Exercise prompt: Quote each record exactly, please, leaving none out.

Part of a data file:
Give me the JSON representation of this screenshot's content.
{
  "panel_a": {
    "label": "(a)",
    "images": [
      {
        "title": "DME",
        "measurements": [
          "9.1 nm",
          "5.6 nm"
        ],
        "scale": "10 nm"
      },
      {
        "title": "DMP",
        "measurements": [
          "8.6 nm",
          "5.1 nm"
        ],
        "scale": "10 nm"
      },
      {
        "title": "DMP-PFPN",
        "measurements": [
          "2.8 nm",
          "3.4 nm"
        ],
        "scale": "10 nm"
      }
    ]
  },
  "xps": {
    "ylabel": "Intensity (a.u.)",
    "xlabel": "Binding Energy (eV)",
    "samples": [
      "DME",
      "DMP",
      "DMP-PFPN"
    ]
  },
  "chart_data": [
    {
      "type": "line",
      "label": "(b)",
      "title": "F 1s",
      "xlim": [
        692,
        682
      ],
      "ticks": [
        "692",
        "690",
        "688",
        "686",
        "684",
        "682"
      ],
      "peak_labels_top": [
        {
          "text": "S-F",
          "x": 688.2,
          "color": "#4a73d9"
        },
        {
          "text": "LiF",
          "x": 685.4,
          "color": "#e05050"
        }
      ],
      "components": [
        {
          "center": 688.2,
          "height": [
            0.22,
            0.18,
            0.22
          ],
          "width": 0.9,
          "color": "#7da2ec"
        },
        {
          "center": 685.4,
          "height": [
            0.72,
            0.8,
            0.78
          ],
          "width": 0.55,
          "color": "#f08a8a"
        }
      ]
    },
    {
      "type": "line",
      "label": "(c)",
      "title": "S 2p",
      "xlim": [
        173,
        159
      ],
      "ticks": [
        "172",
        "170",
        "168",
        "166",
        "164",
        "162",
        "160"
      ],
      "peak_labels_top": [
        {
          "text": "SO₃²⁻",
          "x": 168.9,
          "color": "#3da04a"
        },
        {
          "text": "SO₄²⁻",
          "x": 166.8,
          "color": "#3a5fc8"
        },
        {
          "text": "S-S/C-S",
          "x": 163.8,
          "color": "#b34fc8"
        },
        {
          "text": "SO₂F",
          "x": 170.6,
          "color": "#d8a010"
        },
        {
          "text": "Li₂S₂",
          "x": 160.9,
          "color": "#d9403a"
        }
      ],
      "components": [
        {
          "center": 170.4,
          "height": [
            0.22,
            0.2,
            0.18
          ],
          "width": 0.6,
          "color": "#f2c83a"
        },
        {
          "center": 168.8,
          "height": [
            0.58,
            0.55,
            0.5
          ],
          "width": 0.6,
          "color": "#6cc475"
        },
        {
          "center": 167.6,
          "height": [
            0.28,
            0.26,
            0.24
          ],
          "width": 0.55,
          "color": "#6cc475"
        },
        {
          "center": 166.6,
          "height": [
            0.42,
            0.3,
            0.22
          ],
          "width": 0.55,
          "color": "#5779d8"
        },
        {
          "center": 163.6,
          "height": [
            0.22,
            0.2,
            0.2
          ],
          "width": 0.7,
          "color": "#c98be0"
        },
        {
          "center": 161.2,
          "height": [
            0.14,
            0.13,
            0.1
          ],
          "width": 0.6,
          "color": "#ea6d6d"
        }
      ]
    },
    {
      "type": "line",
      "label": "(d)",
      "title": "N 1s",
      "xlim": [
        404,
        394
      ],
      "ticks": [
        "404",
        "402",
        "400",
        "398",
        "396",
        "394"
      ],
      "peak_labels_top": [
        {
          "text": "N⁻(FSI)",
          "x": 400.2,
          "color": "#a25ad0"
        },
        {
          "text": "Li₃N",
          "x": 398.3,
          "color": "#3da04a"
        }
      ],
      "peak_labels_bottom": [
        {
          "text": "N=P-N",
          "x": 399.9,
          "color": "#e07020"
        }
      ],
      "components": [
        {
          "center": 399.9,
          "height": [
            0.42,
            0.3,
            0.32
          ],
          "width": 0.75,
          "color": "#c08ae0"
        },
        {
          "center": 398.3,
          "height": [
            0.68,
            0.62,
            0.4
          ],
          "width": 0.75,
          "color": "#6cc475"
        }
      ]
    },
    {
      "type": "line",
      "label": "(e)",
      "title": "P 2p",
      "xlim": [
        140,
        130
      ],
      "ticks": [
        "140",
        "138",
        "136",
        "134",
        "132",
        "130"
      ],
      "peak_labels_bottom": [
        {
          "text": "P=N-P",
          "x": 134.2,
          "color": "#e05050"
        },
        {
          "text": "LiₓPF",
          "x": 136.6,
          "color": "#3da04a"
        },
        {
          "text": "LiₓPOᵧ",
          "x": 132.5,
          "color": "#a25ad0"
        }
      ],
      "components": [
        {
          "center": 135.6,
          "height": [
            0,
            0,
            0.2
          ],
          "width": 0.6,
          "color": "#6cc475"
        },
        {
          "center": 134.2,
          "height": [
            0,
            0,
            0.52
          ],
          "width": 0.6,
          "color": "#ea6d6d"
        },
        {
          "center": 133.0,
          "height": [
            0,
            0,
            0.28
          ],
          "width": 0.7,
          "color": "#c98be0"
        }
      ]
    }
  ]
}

Solution for this task:
Give me the JSON representation of this screenshot's content.
{
  "panel_a": {
    "label": "(a)",
    "images": [
      {
        "title": "DME",
        "measurements": [
          "9.1 nm",
          "5.6 nm"
        ],
        "scale": "10 nm"
      },
      {
        "title": "DMP",
        "measurements": [
          "8.6 nm",
          "5.1 nm"
        ],
        "scale": "10 nm"
      },
      {
        "title": "DMP-PFPN",
        "measurements": [
          "2.8 nm",
          "3.4 nm"
        ],
        "scale": "10 nm"
      }
    ]
  },
  "xps": {
    "ylabel": "Intensity (a.u.)",
    "xlabel": "Binding Energy (eV)",
    "samples": [
      "DME",
      "DMP",
      "DMP-PFPN"
    ]
  },
  "chart_data": [
    {
      "type": "line",
      "label": "(b)",
      "title": "F 1s",
      "xlim": [
        692,
        682
      ],
      "ticks": [
        "692",
        "690",
        "688",
        "686",
        "684",
        "682"
      ],
      "peak_labels_top": [
        {
          "text": "S-F",
          "x": 688.2,
          "color": "#4a73d9"
        },
        {
          "text": "LiF",
          "x": 685.4,
          "color": "#e05050"
        }
      ],
      "components": [
        {
          "center": 688.2,
          "height": [
            0.22,
            0.18,
            0.22
          ],
          "width": 0.9,
          "color": "#7da2ec"
        },
        {
          "center": 685.4,
          "height": [
            0.72,
            0.8,
            0.78
          ],
          "width": 0.55,
          "color": "#f08a8a"
        }
      ]
    },
    {
      "type": "line",
      "label": "(c)",
      "title": "S 2p",
      "xlim": [
        173,
        159
      ],
      "ticks": [
        "172",
        "170",
        "168",
        "166",
        "164",
        "162",
        "160"
      ],
      "peak_labels_top": [
        {
          "text": "SO₃²⁻",
          "x": 168.9,
          "color": "#3da04a"
        },
        {
          "text": "SO₄²⁻",
          "x": 166.8,
          "color": "#3a5fc8"
        },
        {
          "text": "S-S/C-S",
          "x": 163.8,
          "color": "#b34fc8"
        },
        {
          "text": "SO₂F",
          "x": 170.6,
          "color": "#d8a010"
        },
        {
          "text": "Li₂S₂",
          "x": 160.9,
          "color": "#d9403a"
        }
      ],
      "components": [
        {
          "center": 170.4,
          "height": [
            0.22,
            0.2,
            0.18
          ],
          "width": 0.6,
          "color": "#f2c83a"
        },
        {
          "center": 168.8,
          "height": [
            0.58,
            0.55,
            0.5
          ],
          "width": 0.6,
          "color": "#6cc475"
        },
        {
          "center": 167.6,
          "height": [
            0.28,
            0.26,
            0.24
          ],
          "width": 0.55,
          "color": "#6cc475"
        },
        {
          "center": 166.6,
          "height": [
            0.42,
            0.3,
            0.22
          ],
          "width": 0.55,
          "color": "#5779d8"
        },
        {
          "center": 163.6,
          "height": [
            0.22,
            0.2,
            0.2
          ],
          "width": 0.7,
          "color": "#c98be0"
        },
        {
          "center": 161.2,
          "height": [
            0.14,
            0.13,
            0.1
          ],
          "width": 0.6,
          "color": "#ea6d6d"
        }
      ]
    },
    {
      "type": "line",
      "label": "(d)",
      "title": "N 1s",
      "xlim": [
        404,
        394
      ],
      "ticks": [
        "404",
        "402",
        "400",
        "398",
        "396",
        "394"
      ],
      "peak_labels_top": [
        {
          "text": "N⁻(FSI)",
          "x": 400.2,
          "color": "#a25ad0"
        },
        {
          "text": "Li₃N",
          "x": 398.3,
          "color": "#3da04a"
        }
      ],
      "peak_labels_bottom": [
        {
          "text": "N=P-N",
          "x": 399.9,
          "color": "#e07020"
        }
      ],
      "components": [
        {
          "center": 399.9,
          "height": [
            0.42,
            0.3,
            0.32
          ],
          "width": 0.75,
          "color": "#c08ae0"
        },
        {
          "center": 398.3,
          "height": [
            0.68,
            0.62,
            0.4
          ],
          "width": 0.75,
          "color": "#6cc475"
        }
      ]
    },
    {
      "type": "line",
      "label": "(e)",
      "title": "P 2p",
      "xlim": [
        140,
        130
      ],
      "ticks": [
        "140",
        "138",
        "136",
        "134",
        "132",
        "130"
      ],
      "peak_labels_bottom": [
        {
          "text": "P=N-P",
          "x": 134.2,
          "color": "#e05050"
        },
        {
          "text": "LiₓPF",
          "x": 136.6,
          "color": "#3da04a"
        },
        {
          "text": "LiₓPOᵧ",
          "x": 132.5,
          "color": "#a25ad0"
        }
      ],
      "components": [
        {
          "center": 135.6,
          "height": [
            0,
            0,
            0.2
          ],
          "width": 0.6,
          "color": "#6cc475"
        },
        {
          "center": 134.2,
          "height": [
            0,
            0,
            0.52
          ],
          "width": 0.6,
          "color": "#ea6d6d"
        },
        {
          "center": 133.0,
          "height": [
            0,
            0,
            0.28
          ],
          "width": 0.7,
          "color": "#c98be0"
        }
      ]
    }
  ]
}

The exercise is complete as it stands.